Exercise task — Copy every line that mentions the word "chevron".

Data entries

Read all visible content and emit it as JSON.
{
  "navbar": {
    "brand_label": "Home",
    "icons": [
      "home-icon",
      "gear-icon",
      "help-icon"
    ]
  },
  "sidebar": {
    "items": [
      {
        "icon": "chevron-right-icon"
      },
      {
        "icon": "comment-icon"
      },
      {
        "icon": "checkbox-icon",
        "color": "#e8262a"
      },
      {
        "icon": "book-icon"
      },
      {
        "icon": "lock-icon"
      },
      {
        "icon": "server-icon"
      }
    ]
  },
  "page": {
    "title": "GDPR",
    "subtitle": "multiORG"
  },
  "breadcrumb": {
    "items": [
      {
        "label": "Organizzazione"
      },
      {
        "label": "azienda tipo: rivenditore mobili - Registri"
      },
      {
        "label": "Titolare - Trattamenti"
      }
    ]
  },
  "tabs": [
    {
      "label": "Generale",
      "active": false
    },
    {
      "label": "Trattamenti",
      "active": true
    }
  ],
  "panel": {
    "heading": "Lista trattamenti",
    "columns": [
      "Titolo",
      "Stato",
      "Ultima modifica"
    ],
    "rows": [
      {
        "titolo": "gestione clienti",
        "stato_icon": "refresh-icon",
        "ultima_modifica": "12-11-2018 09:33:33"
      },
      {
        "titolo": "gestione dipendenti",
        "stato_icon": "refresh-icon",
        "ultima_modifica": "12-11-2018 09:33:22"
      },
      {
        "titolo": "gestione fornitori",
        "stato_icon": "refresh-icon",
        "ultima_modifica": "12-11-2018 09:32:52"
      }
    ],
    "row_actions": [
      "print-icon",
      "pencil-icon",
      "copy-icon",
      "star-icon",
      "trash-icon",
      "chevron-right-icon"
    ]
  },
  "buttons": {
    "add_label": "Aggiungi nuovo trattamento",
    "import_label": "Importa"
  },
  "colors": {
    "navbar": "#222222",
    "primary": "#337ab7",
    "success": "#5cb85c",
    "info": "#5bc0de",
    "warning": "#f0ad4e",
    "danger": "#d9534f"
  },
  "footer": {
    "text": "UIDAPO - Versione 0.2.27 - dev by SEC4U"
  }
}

* * *

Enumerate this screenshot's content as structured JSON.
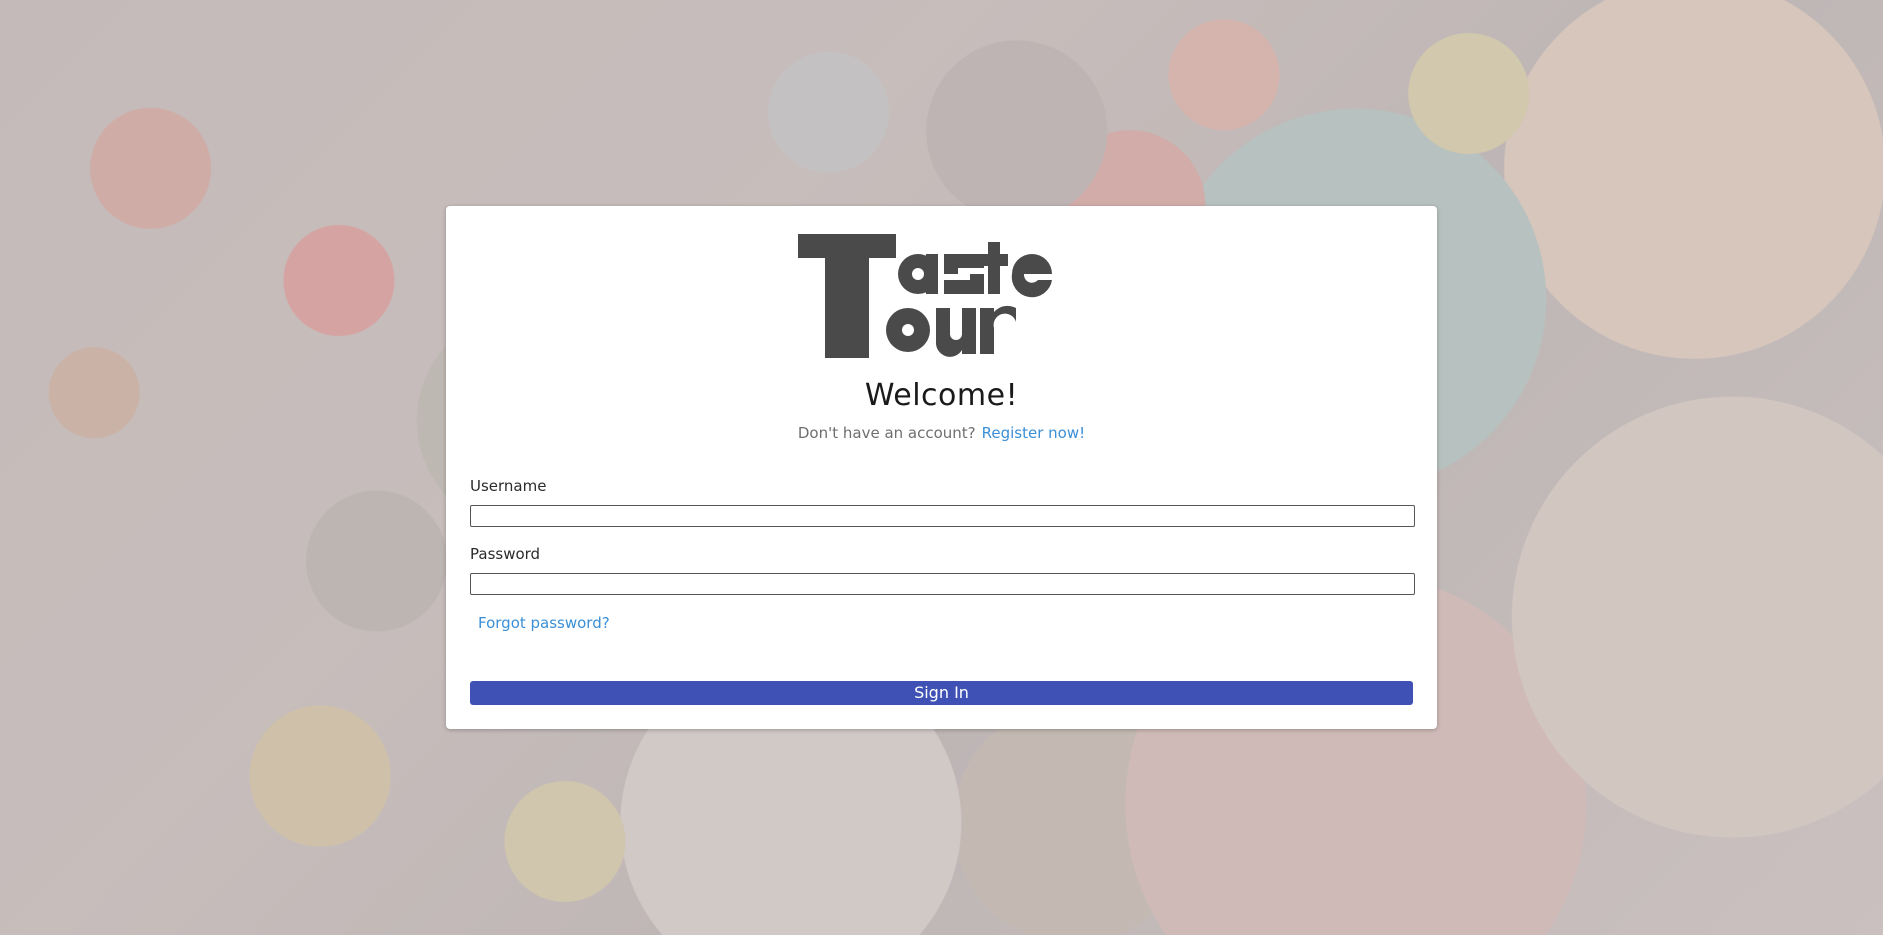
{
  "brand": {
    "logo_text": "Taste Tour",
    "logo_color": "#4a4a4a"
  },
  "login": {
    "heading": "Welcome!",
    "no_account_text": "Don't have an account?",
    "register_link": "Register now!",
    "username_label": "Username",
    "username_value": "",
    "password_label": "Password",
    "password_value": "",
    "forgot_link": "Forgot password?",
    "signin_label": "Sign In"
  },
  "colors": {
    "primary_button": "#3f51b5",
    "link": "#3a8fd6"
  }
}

* * *

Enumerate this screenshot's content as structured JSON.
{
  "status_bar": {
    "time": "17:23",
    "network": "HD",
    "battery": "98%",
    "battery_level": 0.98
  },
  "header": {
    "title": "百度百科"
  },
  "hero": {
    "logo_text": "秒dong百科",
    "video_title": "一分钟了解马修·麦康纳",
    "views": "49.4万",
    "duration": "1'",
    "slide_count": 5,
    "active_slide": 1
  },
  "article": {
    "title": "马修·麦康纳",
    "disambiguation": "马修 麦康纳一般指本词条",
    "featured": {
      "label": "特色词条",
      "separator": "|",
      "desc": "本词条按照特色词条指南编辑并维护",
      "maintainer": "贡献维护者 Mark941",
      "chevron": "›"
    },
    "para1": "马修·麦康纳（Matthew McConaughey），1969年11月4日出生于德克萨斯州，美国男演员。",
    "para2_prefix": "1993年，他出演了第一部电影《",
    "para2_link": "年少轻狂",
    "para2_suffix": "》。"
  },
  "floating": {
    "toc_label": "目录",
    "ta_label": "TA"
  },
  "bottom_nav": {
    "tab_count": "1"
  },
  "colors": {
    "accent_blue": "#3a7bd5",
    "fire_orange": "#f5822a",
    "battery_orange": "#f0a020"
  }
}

Exercise result —
        "icon": "chevron-right-icon"
      "chevron-right-icon"
      "chevron": "›"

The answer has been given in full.